Figure dataset records:
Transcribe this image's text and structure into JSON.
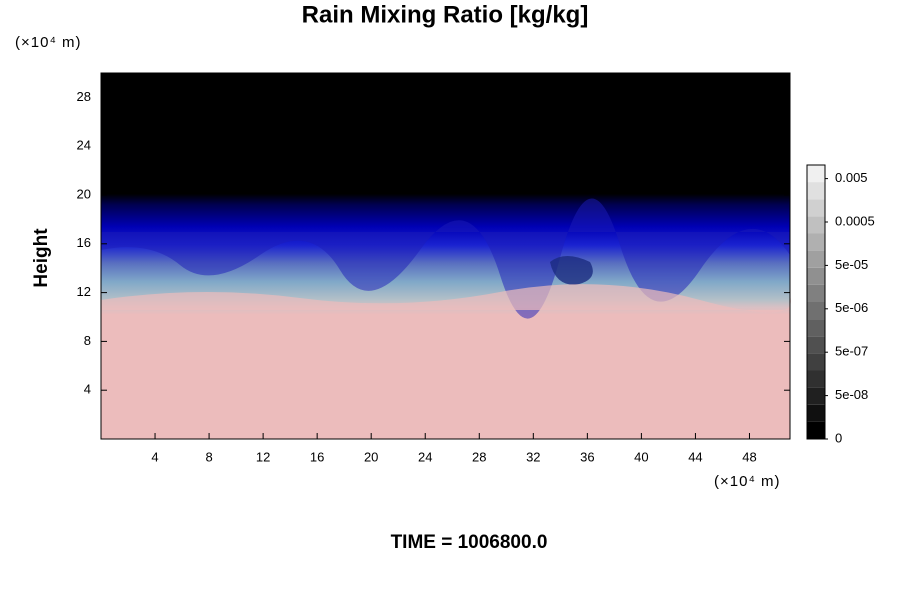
{
  "chart_data": {
    "type": "contour",
    "title": "Rain Mixing Ratio [kg/kg]",
    "y_label": "Height",
    "x_unit": "(×10⁴ m)",
    "y_unit": "(×10⁴ m)",
    "footer": "TIME = 1006800.0",
    "xlim": [
      0,
      51
    ],
    "xticks": [
      4,
      8,
      12,
      16,
      20,
      24,
      28,
      32,
      36,
      40,
      44,
      48
    ],
    "ylim": [
      0,
      30
    ],
    "yticks": [
      4,
      8,
      12,
      16,
      20,
      24,
      28
    ],
    "colorbar_ticks": [
      {
        "value": 0,
        "label": "0"
      },
      {
        "value": 5e-08,
        "label": "5e-08"
      },
      {
        "value": 5e-07,
        "label": "5e-07"
      },
      {
        "value": 5e-06,
        "label": "5e-06"
      },
      {
        "value": 5e-05,
        "label": "5e-05"
      },
      {
        "value": 0.0005,
        "label": "0.0005"
      },
      {
        "value": 0.005,
        "label": "0.005"
      }
    ]
  }
}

- [Task]:
Retype each entry precisely. Skip images entirely.

- [Answer to this problem]:
Transcribe this image's text and structure into JSON.
{
  "chart_data": {
    "type": "contour",
    "title": "Rain Mixing Ratio [kg/kg]",
    "y_label": "Height",
    "x_unit": "(×10⁴ m)",
    "y_unit": "(×10⁴ m)",
    "footer": "TIME = 1006800.0",
    "xlim": [
      0,
      51
    ],
    "xticks": [
      4,
      8,
      12,
      16,
      20,
      24,
      28,
      32,
      36,
      40,
      44,
      48
    ],
    "ylim": [
      0,
      30
    ],
    "yticks": [
      4,
      8,
      12,
      16,
      20,
      24,
      28
    ],
    "colorbar_ticks": [
      {
        "value": 0,
        "label": "0"
      },
      {
        "value": 5e-08,
        "label": "5e-08"
      },
      {
        "value": 5e-07,
        "label": "5e-07"
      },
      {
        "value": 5e-06,
        "label": "5e-06"
      },
      {
        "value": 5e-05,
        "label": "5e-05"
      },
      {
        "value": 0.0005,
        "label": "0.0005"
      },
      {
        "value": 0.005,
        "label": "0.005"
      }
    ]
  }
}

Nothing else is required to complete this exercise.